>> begin WORKING DATA

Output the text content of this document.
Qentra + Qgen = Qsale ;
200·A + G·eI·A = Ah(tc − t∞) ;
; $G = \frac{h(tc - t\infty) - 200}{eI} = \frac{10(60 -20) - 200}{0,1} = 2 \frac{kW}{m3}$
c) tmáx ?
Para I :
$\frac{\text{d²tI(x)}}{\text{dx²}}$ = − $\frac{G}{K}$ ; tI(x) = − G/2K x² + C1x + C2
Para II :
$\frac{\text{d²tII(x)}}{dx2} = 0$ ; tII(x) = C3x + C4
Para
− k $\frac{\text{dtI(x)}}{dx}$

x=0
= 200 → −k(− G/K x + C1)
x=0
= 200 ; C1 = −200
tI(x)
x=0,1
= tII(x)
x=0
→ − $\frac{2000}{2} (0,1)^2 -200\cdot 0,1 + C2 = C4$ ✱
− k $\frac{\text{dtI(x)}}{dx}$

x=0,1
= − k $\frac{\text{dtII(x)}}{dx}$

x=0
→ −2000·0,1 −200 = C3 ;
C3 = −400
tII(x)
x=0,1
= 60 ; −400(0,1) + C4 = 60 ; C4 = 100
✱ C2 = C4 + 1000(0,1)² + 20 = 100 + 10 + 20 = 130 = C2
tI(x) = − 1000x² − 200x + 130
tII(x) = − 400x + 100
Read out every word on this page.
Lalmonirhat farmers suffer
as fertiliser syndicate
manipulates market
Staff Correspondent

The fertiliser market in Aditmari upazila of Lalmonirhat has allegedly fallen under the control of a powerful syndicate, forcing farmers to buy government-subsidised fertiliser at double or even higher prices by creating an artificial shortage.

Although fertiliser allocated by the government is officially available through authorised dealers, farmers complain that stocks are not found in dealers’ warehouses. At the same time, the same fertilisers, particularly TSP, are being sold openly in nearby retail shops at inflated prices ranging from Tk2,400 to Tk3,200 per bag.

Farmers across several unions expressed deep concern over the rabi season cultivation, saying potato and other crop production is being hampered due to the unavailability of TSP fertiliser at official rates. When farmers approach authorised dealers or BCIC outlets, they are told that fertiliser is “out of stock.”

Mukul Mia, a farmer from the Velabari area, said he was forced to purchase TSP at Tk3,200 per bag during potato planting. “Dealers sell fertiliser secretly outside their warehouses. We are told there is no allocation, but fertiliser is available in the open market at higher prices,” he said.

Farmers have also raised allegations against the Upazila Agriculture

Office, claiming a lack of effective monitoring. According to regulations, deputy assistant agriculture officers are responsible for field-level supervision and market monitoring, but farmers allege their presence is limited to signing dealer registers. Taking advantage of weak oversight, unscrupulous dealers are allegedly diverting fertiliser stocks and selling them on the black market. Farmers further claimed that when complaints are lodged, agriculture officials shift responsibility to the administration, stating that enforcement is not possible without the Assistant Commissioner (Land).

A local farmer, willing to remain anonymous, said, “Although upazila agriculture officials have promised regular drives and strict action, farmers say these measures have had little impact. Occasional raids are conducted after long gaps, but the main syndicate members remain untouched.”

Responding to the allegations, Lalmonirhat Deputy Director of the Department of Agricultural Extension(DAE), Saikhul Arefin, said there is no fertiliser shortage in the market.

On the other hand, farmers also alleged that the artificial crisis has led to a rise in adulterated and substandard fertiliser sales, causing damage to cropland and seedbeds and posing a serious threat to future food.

>> end WORKING DATA

**WHAT NEEDS TO BE DONE**
Reproduce the data in full, exactly as presented.

**ANSWER TO THE PROBLEM**
Output the text content of this document.
Qentra + Qgen = Qsale ;
200·A + G·eI·A = Ah(tc − t∞) ;
; $G = \frac{h(tc - t\infty) - 200}{eI} = \frac{10(60 -20) - 200}{0,1} = 2 \frac{kW}{m3}$
c) tmáx ?
Para I :
$\frac{\text{d²tI(x)}}{\text{dx²}}$ = − $\frac{G}{K}$ ; tI(x) = − G/2K x² + C1x + C2
Para II :
$\frac{\text{d²tII(x)}}{dx2} = 0$ ; tII(x) = C3x + C4
Para
− k $\frac{\text{dtI(x)}}{dx}$

x=0
= 200 → −k(− G/K x + C1)
x=0
= 200 ; C1 = −200
tI(x)
x=0,1
= tII(x)
x=0
→ − $\frac{2000}{2} (0,1)^2 -200\cdot 0,1 + C2 = C4$ ✱
− k $\frac{\text{dtI(x)}}{dx}$

x=0,1
= − k $\frac{\text{dtII(x)}}{dx}$

x=0
→ −2000·0,1 −200 = C3 ;
C3 = −400
tII(x)
x=0,1
= 60 ; −400(0,1) + C4 = 60 ; C4 = 100
✱ C2 = C4 + 1000(0,1)² + 20 = 100 + 10 + 20 = 130 = C2
tI(x) = − 1000x² − 200x + 130
tII(x) = − 400x + 100
Read out every word on this page.
Lalmonirhat farmers suffer
as fertiliser syndicate
manipulates market
Staff Correspondent

The fertiliser market in Aditmari upazila of Lalmonirhat has allegedly fallen under the control of a powerful syndicate, forcing farmers to buy government-subsidised fertiliser at double or even higher prices by creating an artificial shortage.

Although fertiliser allocated by the government is officially available through authorised dealers, farmers complain that stocks are not found in dealers’ warehouses. At the same time, the same fertilisers, particularly TSP, are being sold openly in nearby retail shops at inflated prices ranging from Tk2,400 to Tk3,200 per bag.

Farmers across several unions expressed deep concern over the rabi season cultivation, saying potato and other crop production is being hampered due to the unavailability of TSP fertiliser at official rates. When farmers approach authorised dealers or BCIC outlets, they are told that fertiliser is “out of stock.”

Mukul Mia, a farmer from the Velabari area, said he was forced to purchase TSP at Tk3,200 per bag during potato planting. “Dealers sell fertiliser secretly outside their warehouses. We are told there is no allocation, but fertiliser is available in the open market at higher prices,” he said.

Farmers have also raised allegations against the Upazila Agriculture

Office, claiming a lack of effective monitoring. According to regulations, deputy assistant agriculture officers are responsible for field-level supervision and market monitoring, but farmers allege their presence is limited to signing dealer registers. Taking advantage of weak oversight, unscrupulous dealers are allegedly diverting fertiliser stocks and selling them on the black market. Farmers further claimed that when complaints are lodged, agriculture officials shift responsibility to the administration, stating that enforcement is not possible without the Assistant Commissioner (Land).

A local farmer, willing to remain anonymous, said, “Although upazila agriculture officials have promised regular drives and strict action, farmers say these measures have had little impact. Occasional raids are conducted after long gaps, but the main syndicate members remain untouched.”

Responding to the allegations, Lalmonirhat Deputy Director of the Department of Agricultural Extension(DAE), Saikhul Arefin, said there is no fertiliser shortage in the market.

On the other hand, farmers also alleged that the artificial crisis has led to a rise in adulterated and substandard fertiliser sales, causing damage to cropland and seedbeds and posing a serious threat to future food.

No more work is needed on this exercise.